**Written request A:** Print the part of the SignSpeak paper starting at "The lack of" and ending at "to build on.", word for word.

**Passage provided:**
***

SignSpeak: Open-Source Time Series Classification for ASL Translation

Aditya Makkar^*
Cheriton School of Computer Science
University of Waterloo
Waterloo, ON
[email protected]
&Divya Makkar^*
Cheriton School of Computer Science
University of Waterloo
Waterloo, ON
[email protected]
&Aarav Patel
Faculty of Engineering
University of Waterloo
Waterloo, ON
[email protected]
&Liam Hebert
Cheriton School of Computer Science
University of Waterloo
Waterloo, ON
[email protected]
All authors contributed equally

Abstract

The lack of fluency in sign language remains a barrier to seamless communication for hearing and speech-impaired communities. In this work, we propose a low-cost, real-time ASL-to-speech translation glove and an exhaustive training dataset of sign language patterns. We then benchmarked this dataset with supervised learning models, such as LSTMs, GRUs and Transformers, where our best model achieved 92% accuracy. The SignSpeak dataset has 7200 samples encompassing 36 classes (A-Z, 1-10) and aims to capture realistic signing patterns by using five low-cost flex sensors to measure finger positions at each time step at 36 Hz. Our open-source dataset, models and glove designs, provide an accurate and efficient ASL translator while maintaining cost-effectiveness, establishing a framework for future work to build on.

***

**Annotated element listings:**

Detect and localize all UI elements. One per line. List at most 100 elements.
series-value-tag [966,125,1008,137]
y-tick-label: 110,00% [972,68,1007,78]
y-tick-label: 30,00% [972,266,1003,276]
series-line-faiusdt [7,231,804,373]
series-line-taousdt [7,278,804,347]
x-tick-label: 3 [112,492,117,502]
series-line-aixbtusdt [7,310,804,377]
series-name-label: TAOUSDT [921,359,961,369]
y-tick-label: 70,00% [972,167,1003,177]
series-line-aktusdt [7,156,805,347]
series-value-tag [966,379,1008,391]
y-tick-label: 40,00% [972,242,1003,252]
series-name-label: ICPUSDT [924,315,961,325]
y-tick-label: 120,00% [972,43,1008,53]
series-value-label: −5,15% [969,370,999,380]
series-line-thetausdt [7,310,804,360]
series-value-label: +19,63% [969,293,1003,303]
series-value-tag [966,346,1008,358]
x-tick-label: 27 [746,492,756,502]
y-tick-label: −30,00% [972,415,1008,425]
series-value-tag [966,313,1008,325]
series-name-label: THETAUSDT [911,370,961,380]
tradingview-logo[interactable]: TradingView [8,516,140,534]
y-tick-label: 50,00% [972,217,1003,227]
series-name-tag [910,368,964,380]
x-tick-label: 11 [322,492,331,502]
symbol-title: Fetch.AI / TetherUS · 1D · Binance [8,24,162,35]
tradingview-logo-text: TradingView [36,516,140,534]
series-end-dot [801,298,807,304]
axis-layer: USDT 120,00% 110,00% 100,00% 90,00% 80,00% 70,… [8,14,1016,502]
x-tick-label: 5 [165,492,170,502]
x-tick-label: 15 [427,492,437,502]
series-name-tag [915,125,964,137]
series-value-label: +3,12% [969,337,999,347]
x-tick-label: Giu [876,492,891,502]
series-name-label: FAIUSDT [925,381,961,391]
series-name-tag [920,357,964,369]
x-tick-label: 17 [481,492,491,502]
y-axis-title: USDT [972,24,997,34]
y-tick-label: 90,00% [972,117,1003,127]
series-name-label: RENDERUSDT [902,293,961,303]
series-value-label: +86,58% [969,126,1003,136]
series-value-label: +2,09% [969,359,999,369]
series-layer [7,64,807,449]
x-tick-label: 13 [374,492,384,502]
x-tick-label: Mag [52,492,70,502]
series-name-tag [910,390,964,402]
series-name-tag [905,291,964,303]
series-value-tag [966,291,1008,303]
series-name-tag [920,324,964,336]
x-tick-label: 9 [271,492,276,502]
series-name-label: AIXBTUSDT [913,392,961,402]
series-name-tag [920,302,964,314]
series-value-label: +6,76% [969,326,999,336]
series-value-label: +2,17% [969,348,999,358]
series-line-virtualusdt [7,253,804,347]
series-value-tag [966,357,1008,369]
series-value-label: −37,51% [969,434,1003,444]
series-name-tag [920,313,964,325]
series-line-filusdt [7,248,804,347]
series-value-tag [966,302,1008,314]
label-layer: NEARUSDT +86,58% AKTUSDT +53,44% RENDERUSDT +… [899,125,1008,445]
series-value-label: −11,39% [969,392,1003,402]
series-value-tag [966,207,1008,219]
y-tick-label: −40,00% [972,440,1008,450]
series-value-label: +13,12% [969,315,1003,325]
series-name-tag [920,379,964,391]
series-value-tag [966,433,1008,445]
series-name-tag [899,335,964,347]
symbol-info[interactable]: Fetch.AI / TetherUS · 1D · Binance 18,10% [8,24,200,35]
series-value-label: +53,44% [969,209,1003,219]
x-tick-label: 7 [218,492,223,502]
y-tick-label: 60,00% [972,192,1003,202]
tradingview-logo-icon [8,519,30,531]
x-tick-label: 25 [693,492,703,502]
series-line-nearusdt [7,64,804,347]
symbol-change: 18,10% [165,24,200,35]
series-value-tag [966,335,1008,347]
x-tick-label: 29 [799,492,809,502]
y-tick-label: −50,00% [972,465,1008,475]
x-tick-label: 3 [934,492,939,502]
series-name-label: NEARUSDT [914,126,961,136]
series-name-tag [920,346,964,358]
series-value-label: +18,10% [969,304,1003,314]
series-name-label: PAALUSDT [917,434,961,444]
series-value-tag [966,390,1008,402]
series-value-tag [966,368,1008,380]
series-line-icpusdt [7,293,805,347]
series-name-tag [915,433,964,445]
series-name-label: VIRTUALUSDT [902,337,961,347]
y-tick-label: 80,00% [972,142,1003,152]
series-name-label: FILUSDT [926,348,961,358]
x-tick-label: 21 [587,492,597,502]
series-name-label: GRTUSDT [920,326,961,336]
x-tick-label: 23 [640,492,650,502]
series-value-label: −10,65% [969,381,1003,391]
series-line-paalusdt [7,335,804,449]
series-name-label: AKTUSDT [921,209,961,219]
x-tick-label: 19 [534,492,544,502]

***

**Written request B:** Return the listing's lines word for word, starting at its first line and ending at the line that contains "x-tick-label: 3 [112,492,117,502]", with both of those lines included.

**Full solution A:**
The lack of fluency in sign language remains a barrier to seamless communication for hearing and speech-impaired communities. In this work, we propose a low-cost, real-time ASL-to-speech translation glove and an exhaustive training dataset of sign language patterns. We then benchmarked this dataset with supervised learning models, such as LSTMs, GRUs and Transformers, where our best model achieved 92% accuracy. The SignSpeak dataset has 7200 samples encompassing 36 classes (A-Z, 1-10) and aims to capture realistic signing patterns by using five low-cost flex sensors to measure finger positions at each time step at 36 Hz. Our open-source dataset, models and glove designs, provide an accurate and efficient ASL translator while maintaining cost-effectiveness, establishing a framework for future work to build on.

**Full solution B:**
Detect and localize all UI elements. One per line. List at most 100 elements.
series-value-tag [966,125,1008,137]
y-tick-label: 110,00% [972,68,1007,78]
y-tick-label: 30,00% [972,266,1003,276]
series-line-faiusdt [7,231,804,373]
series-line-taousdt [7,278,804,347]
x-tick-label: 3 [112,492,117,502]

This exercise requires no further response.